WORK INSTRUCTIONS:
- A) Answer these questions using the article on zero knowledge proofs:
(i) Which scheme does the article examine?
(ii) Besides that scheme, which other mechanisms are named as qualifying as SNARKs?
(iii) In that scheme, what is the computation of a circuit encoded into?
- B) Reproduce the passage of the article on zero knowledge proofs between "We're now ready" and "follow your curiosity!", inclusive.

DOCUMENT SEGMENT:
Cryptography 101: Zero Knowledge Proofs (Part 2)

This is part of a larger series of articles about cryptography. If this is the first article you come across, I strongly recommend starting from the beginning of the series.

In the past few articles, we've covered a lot of building blocks. It's time to finally combine all these lego pieces into a protocol. Hooray!

Remember, the reason we made such an effort to understand these moving parts was to try and build a general framework for zero knowledge proofs — because, as we saw, creating a protocol for a specific application was somewhat impractical, requiring specific research.

We're now ready to introduce a family of knowledge proofs that utilizes every element we've preemptively defined: SNARKs.

Specifically, we'll be looking at a scheme called Plonk. For a full disclosure of the technique, go here. I'll try my best to explain this as precisely as possible. Moreover, this is not the only protocol that qualifies as a SNARK out there. Other mechanisms such as Groth16, Marlin, and Halo exist. I might tackle those in the future, but for now, I'll just leave a couple links here in case you want to follow your curiosity!

Disclaimer

This article is gonna be long, and honestly, complex. As in, probably harder than usual. There's only so much I can do to simplify the explanation for a protocol that is pretty darn complex.

But, if I had to put this entire process into a single phrase, it would be:

In Plonk, we encode the computation of a circuit into a series of polynomials, which represent the constraints imposed by the circuit, for which we can prove statements by using a series of tests, without ever revealing the polynomials themselves — and thus, not leaking the secret inputs.

PROVIDED INFORMATION:
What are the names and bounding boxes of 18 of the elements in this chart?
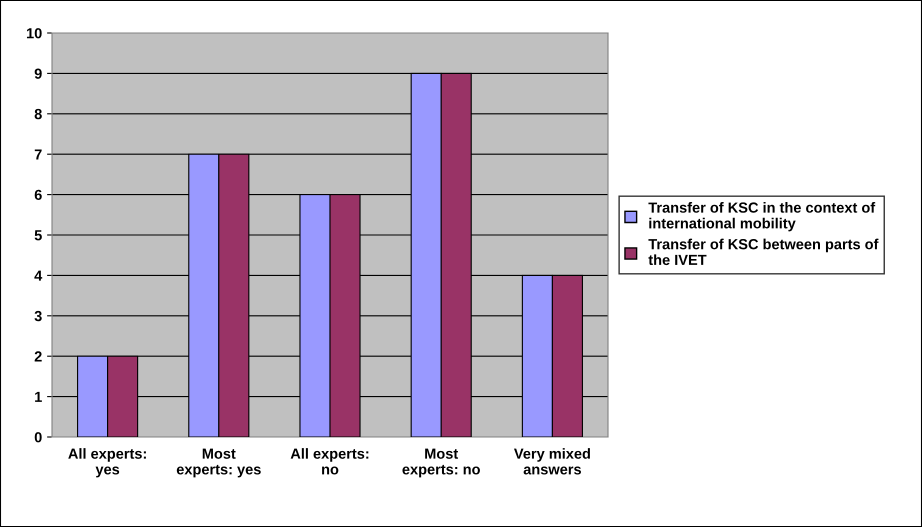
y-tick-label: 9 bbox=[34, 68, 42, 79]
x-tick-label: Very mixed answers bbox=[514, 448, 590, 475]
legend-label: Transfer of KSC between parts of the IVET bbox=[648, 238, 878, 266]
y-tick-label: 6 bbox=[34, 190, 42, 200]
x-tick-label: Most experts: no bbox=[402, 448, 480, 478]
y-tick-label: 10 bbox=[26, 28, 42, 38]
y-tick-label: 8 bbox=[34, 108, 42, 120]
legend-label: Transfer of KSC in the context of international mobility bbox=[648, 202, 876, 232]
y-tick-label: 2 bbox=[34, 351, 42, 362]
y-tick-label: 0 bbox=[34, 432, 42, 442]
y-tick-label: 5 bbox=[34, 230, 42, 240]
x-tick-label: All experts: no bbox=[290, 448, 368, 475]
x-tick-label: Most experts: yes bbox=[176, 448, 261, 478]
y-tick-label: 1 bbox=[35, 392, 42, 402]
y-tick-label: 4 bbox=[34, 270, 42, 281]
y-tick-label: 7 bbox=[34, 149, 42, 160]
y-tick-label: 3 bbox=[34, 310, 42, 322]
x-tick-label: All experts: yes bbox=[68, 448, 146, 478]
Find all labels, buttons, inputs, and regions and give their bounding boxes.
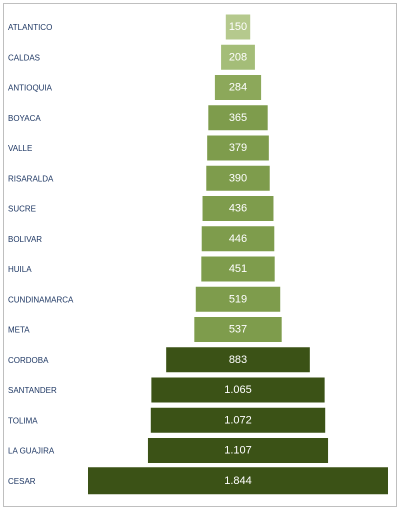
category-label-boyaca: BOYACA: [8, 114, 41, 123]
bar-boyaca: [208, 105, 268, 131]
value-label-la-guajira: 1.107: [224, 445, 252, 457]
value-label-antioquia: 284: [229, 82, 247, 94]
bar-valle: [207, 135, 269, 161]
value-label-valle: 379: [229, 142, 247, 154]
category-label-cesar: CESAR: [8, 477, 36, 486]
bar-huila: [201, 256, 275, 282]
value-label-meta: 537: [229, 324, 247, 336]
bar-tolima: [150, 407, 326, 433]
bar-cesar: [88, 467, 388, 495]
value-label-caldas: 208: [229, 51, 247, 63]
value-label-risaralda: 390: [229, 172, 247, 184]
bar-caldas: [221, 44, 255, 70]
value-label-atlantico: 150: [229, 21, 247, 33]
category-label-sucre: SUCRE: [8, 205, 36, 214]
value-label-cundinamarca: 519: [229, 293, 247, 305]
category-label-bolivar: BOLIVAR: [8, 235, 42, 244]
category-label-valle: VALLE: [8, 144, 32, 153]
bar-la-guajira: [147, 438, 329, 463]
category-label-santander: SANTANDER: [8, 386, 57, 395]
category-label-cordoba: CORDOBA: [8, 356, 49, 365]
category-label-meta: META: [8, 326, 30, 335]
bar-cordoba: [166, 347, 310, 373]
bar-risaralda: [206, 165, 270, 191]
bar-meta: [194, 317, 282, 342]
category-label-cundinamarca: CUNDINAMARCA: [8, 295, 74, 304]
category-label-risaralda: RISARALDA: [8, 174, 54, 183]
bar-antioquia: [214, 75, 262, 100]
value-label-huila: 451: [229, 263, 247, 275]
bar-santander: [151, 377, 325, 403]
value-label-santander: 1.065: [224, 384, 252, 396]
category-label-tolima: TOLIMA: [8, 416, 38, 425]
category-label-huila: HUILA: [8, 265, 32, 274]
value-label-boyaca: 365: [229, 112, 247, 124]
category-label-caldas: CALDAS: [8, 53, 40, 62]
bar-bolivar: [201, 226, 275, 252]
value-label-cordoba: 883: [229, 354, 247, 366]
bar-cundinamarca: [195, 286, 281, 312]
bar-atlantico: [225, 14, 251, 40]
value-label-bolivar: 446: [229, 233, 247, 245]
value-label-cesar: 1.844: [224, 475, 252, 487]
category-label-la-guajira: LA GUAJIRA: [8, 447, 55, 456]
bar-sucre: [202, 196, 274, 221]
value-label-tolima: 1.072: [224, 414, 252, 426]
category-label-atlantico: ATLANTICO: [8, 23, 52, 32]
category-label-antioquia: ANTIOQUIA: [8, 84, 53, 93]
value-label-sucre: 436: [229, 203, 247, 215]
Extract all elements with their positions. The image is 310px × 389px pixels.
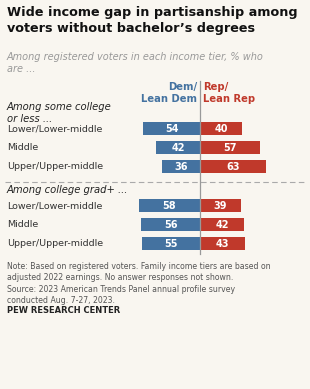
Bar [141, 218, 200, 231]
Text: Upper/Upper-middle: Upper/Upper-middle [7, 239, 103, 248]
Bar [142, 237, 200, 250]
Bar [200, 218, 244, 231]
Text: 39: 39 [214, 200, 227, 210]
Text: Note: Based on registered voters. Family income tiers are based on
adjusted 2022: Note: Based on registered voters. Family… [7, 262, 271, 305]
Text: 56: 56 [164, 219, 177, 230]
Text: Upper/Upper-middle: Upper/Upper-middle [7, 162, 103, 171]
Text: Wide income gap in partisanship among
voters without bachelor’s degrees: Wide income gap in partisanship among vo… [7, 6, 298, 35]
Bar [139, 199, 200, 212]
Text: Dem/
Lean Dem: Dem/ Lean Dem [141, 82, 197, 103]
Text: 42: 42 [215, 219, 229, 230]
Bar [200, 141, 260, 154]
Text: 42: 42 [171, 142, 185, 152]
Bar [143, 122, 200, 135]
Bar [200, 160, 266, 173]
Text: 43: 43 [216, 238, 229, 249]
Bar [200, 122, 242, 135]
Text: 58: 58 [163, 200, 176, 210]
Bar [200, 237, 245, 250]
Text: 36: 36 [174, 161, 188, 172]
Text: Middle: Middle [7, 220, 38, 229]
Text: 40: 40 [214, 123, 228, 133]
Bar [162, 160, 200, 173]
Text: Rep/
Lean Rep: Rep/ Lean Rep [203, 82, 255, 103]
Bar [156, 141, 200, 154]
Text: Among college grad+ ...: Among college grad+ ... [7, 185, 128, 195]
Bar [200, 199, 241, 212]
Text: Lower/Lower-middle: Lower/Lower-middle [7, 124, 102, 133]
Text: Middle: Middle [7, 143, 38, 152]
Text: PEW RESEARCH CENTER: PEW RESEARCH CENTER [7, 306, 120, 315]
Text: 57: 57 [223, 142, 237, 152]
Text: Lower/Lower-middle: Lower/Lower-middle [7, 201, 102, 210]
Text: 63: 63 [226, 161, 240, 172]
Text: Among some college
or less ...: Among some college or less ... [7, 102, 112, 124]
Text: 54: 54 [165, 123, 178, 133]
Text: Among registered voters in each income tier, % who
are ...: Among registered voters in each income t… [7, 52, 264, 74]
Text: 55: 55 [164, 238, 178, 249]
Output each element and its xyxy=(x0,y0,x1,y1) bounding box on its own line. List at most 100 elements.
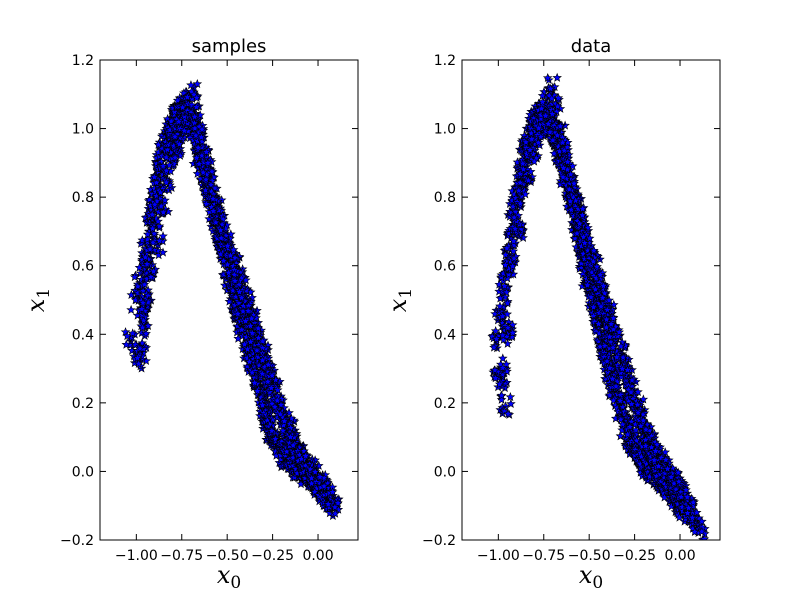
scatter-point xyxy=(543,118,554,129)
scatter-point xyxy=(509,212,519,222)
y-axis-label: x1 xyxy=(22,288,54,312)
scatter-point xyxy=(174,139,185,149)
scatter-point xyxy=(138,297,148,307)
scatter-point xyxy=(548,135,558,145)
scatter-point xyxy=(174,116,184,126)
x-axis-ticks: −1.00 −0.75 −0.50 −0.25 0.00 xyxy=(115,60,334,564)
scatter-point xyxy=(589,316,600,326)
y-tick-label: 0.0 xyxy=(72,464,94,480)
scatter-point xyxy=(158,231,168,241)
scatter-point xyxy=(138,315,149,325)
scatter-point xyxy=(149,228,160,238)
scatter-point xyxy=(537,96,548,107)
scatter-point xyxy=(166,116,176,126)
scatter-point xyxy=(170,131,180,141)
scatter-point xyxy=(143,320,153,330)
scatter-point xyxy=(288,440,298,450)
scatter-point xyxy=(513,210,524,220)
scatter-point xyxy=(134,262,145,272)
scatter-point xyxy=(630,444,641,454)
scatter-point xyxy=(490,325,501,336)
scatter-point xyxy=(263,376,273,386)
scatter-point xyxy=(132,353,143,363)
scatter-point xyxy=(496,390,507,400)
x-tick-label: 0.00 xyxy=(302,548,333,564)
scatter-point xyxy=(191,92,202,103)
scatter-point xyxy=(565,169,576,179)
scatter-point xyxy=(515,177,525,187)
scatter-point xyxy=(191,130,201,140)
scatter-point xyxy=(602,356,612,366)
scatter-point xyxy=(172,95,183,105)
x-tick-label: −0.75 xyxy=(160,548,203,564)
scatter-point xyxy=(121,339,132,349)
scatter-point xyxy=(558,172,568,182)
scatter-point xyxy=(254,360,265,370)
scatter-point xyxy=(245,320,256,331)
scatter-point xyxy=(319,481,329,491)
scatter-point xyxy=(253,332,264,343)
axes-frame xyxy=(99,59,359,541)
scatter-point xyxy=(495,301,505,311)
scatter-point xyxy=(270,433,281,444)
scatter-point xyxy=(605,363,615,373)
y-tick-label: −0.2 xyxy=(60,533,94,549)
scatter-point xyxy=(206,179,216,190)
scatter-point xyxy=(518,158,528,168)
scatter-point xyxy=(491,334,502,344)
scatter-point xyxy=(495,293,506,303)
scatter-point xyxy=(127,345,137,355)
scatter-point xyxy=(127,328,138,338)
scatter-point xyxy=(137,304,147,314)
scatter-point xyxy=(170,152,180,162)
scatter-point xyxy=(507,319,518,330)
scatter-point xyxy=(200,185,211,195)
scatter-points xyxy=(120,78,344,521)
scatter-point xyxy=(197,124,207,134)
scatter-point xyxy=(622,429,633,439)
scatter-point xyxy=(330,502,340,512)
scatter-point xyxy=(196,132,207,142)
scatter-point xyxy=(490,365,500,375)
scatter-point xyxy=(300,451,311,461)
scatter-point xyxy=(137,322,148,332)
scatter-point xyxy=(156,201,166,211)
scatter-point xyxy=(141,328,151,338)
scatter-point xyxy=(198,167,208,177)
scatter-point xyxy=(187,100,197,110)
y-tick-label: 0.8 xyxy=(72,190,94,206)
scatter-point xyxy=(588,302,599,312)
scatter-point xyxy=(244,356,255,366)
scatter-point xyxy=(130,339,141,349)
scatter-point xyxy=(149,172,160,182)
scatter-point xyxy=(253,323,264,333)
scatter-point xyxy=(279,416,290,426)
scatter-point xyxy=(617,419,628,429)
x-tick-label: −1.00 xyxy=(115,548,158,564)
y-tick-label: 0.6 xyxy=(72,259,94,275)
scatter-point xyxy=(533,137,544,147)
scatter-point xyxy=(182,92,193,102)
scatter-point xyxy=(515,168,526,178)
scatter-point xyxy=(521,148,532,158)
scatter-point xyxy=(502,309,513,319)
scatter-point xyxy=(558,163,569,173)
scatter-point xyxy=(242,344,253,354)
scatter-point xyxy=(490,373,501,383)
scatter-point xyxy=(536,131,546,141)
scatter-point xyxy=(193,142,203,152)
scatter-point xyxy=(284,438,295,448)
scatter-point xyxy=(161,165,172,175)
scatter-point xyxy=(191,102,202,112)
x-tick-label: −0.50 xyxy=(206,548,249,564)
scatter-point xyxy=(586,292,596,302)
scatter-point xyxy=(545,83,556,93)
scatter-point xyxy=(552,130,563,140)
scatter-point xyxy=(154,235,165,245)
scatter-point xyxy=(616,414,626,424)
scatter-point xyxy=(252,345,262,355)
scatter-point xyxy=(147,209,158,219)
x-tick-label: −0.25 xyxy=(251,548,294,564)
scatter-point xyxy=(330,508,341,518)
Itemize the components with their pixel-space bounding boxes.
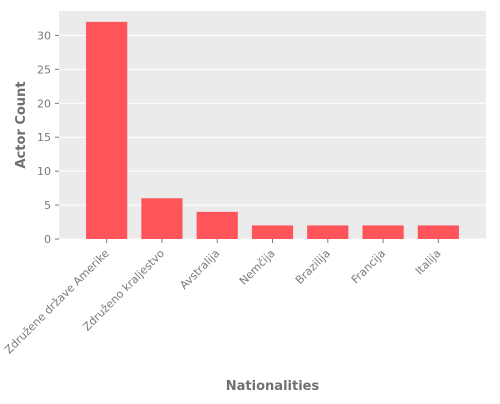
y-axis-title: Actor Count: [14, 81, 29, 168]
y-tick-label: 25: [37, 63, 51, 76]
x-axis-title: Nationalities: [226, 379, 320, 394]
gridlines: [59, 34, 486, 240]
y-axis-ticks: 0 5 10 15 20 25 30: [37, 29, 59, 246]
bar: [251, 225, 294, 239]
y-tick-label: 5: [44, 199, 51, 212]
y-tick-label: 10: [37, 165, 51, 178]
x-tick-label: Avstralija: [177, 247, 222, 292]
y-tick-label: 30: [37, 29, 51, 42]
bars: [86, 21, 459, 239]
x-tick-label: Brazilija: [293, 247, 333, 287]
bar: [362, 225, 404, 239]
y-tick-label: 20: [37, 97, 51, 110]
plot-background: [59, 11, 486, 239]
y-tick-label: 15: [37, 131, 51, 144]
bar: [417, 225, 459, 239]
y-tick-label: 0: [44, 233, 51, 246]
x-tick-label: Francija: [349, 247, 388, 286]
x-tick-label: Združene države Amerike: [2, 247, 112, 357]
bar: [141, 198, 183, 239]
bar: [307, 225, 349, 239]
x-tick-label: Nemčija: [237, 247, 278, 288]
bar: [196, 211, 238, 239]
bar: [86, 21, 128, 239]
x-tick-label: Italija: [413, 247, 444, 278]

SOLUTIONS FOR EACH TASK:
- A)
(i) Plonk
(ii) Groth16, Marlin, and Halo
(iii) A series of polynomials

- B)
We're now ready to introduce a family of knowledge proofs that utilizes every element we've preemptively defined: SNARKs.

Specifically, we'll be looking at a scheme called Plonk. For a full disclosure of the technique, go here. I'll try my best to explain this as precisely as possible. Moreover, this is not the only protocol that qualifies as a SNARK out there. Other mechanisms such as Groth16, Marlin, and Halo exist. I might tackle those in the future, but for now, I'll just leave a couple links here in case you want to follow your curiosity!